┏━━
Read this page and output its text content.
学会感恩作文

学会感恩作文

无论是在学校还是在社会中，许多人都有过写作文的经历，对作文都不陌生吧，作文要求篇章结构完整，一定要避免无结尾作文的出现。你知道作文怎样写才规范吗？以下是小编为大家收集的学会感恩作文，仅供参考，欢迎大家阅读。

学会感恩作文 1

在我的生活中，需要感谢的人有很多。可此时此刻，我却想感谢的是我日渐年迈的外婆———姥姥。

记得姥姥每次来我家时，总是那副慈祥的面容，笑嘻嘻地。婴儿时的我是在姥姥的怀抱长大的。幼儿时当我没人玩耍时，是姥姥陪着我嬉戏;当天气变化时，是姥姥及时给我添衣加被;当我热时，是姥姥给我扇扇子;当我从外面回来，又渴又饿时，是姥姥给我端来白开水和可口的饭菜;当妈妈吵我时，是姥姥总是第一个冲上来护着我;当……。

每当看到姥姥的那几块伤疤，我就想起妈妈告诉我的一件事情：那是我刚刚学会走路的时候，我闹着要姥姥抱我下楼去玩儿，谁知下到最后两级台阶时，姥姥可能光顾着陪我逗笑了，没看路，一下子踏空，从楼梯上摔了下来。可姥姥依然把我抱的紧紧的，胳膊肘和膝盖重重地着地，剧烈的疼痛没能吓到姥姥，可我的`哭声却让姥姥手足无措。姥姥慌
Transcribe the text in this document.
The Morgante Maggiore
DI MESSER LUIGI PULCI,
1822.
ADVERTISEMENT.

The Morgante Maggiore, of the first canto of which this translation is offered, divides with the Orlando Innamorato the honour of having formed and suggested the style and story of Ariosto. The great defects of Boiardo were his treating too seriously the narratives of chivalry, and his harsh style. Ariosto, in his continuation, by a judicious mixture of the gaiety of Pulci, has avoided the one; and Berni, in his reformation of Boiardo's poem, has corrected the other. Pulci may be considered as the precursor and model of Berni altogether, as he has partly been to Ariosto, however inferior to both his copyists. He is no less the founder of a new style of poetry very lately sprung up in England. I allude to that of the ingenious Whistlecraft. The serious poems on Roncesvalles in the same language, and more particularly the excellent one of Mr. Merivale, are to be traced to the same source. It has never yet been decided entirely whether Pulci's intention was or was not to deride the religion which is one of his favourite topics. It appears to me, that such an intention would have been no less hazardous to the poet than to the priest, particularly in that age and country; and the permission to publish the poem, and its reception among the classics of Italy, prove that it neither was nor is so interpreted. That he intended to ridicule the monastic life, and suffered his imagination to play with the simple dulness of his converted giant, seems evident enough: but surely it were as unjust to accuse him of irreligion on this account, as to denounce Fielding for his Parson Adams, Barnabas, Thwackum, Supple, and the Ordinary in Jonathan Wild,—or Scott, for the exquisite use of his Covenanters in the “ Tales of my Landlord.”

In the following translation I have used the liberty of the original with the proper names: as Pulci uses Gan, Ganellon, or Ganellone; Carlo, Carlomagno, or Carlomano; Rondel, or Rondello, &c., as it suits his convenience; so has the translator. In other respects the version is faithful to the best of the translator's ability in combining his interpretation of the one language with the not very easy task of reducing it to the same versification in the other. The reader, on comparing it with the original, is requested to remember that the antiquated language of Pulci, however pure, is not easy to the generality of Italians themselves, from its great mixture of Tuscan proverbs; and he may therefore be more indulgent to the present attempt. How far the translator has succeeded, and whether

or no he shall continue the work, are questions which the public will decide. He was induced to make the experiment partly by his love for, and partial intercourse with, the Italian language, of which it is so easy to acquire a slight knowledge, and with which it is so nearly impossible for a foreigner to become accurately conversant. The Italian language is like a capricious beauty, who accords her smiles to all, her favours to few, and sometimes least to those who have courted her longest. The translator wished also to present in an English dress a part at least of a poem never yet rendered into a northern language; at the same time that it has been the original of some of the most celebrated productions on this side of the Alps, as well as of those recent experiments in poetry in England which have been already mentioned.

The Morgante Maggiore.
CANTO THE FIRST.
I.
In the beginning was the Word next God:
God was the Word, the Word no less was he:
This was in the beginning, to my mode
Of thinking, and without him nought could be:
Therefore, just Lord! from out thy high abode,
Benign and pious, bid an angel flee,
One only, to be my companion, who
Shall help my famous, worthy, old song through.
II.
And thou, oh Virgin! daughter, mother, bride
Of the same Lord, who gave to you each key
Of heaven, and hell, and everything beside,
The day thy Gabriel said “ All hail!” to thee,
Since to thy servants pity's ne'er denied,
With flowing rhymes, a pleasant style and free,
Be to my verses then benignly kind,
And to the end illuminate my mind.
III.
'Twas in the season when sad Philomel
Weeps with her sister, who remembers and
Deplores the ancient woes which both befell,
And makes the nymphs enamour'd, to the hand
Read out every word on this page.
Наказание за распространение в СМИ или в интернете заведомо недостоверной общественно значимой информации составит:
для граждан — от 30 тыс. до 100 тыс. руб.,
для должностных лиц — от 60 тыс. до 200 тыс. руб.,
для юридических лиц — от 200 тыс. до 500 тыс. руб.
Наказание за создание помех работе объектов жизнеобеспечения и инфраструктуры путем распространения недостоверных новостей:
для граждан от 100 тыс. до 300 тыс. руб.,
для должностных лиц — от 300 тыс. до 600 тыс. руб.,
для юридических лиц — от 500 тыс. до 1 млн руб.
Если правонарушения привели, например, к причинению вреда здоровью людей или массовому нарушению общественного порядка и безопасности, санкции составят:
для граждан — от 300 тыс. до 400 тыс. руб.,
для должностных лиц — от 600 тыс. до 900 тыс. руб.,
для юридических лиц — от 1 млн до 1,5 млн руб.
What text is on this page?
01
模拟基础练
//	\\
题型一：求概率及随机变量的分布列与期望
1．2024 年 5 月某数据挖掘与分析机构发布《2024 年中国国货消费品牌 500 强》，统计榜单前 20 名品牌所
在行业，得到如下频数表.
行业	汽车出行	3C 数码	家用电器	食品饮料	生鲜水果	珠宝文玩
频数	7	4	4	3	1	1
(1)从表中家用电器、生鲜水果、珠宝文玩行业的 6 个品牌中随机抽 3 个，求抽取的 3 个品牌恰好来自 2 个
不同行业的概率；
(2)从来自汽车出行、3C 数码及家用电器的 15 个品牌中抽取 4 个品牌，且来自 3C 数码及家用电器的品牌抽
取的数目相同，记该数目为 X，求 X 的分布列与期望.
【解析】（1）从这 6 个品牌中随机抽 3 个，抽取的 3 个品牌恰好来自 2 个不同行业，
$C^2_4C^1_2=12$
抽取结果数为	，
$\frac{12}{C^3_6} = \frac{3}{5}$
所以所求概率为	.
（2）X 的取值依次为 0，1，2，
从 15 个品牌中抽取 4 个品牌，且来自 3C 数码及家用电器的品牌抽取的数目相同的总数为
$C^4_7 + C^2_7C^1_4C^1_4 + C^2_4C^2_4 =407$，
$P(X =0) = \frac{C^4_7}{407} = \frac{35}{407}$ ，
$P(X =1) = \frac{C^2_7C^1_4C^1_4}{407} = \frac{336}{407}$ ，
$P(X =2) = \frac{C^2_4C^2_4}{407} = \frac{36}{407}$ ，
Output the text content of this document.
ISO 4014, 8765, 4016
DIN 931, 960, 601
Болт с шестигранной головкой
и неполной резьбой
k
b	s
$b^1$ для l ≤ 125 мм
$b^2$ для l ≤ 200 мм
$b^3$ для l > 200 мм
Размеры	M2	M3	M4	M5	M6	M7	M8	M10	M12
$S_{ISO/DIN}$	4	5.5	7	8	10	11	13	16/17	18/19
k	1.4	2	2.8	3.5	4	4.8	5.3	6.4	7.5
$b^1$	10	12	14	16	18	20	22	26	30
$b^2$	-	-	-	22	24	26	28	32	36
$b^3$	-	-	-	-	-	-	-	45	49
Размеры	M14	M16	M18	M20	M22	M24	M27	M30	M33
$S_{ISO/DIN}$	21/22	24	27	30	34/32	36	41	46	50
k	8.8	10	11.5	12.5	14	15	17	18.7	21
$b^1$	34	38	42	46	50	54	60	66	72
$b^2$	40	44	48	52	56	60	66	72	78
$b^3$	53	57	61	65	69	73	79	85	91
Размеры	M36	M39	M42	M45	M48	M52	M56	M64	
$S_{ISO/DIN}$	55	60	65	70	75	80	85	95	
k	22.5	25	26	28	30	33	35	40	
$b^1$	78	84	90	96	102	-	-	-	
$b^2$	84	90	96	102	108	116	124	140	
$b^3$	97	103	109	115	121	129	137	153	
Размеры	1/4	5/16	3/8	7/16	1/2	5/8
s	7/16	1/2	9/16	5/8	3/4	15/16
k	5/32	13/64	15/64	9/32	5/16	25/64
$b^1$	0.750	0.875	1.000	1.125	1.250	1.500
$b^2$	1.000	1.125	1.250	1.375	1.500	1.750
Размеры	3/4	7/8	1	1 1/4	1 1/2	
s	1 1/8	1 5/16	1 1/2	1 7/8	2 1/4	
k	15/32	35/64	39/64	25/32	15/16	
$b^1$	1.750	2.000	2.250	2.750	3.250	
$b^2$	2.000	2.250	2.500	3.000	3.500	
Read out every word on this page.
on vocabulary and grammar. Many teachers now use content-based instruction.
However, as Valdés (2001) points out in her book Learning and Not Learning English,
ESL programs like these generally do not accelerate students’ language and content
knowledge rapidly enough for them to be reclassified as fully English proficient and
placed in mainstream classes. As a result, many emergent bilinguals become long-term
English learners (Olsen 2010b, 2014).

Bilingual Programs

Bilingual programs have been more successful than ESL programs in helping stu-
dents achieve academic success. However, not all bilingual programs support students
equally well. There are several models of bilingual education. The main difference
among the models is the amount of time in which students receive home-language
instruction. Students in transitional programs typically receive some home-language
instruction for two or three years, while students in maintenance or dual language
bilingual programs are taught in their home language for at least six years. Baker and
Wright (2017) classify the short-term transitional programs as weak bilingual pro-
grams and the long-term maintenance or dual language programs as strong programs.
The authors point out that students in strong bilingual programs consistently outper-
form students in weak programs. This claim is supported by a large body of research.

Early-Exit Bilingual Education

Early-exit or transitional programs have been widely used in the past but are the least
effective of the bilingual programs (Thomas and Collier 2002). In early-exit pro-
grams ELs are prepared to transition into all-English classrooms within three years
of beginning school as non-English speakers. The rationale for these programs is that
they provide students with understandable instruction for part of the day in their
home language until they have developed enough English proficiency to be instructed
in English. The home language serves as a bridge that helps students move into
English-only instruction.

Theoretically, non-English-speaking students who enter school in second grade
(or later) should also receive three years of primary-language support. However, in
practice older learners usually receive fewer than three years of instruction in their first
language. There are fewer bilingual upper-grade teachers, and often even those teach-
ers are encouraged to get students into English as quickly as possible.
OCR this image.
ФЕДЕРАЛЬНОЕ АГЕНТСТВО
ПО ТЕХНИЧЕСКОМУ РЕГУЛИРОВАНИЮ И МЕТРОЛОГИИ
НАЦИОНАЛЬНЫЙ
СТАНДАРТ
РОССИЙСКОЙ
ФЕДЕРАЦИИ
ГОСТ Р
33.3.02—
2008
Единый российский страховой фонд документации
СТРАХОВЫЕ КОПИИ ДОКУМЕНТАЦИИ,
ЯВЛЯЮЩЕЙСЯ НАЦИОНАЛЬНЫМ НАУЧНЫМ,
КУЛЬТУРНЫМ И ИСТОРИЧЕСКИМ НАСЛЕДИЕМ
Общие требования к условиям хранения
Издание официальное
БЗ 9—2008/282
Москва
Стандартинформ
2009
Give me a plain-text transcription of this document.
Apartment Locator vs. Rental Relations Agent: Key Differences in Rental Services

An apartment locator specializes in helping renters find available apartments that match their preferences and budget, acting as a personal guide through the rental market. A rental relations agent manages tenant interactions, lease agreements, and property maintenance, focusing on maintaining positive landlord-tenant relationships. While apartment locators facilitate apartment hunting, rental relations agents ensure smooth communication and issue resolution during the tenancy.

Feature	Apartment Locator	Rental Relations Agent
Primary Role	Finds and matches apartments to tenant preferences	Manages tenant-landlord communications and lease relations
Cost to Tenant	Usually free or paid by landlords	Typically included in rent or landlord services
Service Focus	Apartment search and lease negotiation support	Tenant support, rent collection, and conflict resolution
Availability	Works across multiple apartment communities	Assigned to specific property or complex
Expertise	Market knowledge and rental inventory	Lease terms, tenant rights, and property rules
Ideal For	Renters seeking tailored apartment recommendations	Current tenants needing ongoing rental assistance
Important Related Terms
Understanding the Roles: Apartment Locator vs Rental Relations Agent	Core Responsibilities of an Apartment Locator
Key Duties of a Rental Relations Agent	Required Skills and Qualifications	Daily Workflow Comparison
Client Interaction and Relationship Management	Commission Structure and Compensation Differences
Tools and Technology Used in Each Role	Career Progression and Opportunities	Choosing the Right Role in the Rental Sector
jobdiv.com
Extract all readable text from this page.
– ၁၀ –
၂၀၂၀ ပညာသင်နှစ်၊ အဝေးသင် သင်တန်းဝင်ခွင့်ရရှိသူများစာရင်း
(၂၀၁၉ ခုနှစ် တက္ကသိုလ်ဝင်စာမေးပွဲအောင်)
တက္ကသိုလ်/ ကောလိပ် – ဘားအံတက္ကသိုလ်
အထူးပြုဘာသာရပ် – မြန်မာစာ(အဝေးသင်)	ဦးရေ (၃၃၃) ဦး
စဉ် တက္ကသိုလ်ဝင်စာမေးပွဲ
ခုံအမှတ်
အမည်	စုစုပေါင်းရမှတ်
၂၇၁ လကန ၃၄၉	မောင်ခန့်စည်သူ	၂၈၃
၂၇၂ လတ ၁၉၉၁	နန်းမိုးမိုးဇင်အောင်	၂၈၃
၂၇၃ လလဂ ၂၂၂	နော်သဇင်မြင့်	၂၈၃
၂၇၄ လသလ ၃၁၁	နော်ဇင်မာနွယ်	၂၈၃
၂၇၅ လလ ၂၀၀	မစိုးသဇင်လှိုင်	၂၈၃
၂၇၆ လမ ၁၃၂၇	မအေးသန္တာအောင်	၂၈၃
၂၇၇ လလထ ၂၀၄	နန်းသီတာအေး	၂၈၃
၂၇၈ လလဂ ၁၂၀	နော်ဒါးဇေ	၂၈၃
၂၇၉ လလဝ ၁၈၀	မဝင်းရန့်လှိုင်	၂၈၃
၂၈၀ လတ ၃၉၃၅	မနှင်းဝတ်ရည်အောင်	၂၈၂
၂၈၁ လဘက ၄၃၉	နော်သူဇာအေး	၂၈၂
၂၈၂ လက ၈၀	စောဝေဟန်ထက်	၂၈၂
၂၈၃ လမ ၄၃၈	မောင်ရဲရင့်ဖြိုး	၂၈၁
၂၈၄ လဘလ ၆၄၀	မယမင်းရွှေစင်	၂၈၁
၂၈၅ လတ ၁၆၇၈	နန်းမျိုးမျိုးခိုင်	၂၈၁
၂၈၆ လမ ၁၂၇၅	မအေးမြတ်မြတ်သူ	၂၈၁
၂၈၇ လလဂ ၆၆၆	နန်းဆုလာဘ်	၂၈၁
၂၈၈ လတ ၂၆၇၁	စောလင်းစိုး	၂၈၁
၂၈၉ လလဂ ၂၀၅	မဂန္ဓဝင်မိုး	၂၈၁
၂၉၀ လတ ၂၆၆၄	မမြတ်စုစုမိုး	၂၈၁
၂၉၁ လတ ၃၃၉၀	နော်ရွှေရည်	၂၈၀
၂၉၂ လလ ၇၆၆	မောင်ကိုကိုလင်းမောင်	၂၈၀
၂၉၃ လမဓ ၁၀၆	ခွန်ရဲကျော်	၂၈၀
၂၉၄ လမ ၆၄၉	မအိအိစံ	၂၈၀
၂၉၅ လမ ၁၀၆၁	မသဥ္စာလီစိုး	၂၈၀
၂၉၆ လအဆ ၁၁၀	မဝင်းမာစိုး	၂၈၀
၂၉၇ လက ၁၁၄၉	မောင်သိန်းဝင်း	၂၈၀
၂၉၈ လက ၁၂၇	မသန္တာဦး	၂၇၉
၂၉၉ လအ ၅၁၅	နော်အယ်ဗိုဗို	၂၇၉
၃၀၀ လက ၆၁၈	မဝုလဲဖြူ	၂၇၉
┗━━
### GIVEN PROBLEM:
List the lines of the entries that include "content".

### RESULT FOR THIS EXERCISE:
Read this page and output its text content.
Output the text content of this document.
on vocabulary and grammar. Many teachers now use content-based instruction.
ESL programs like these generally do not accelerate students’ language and content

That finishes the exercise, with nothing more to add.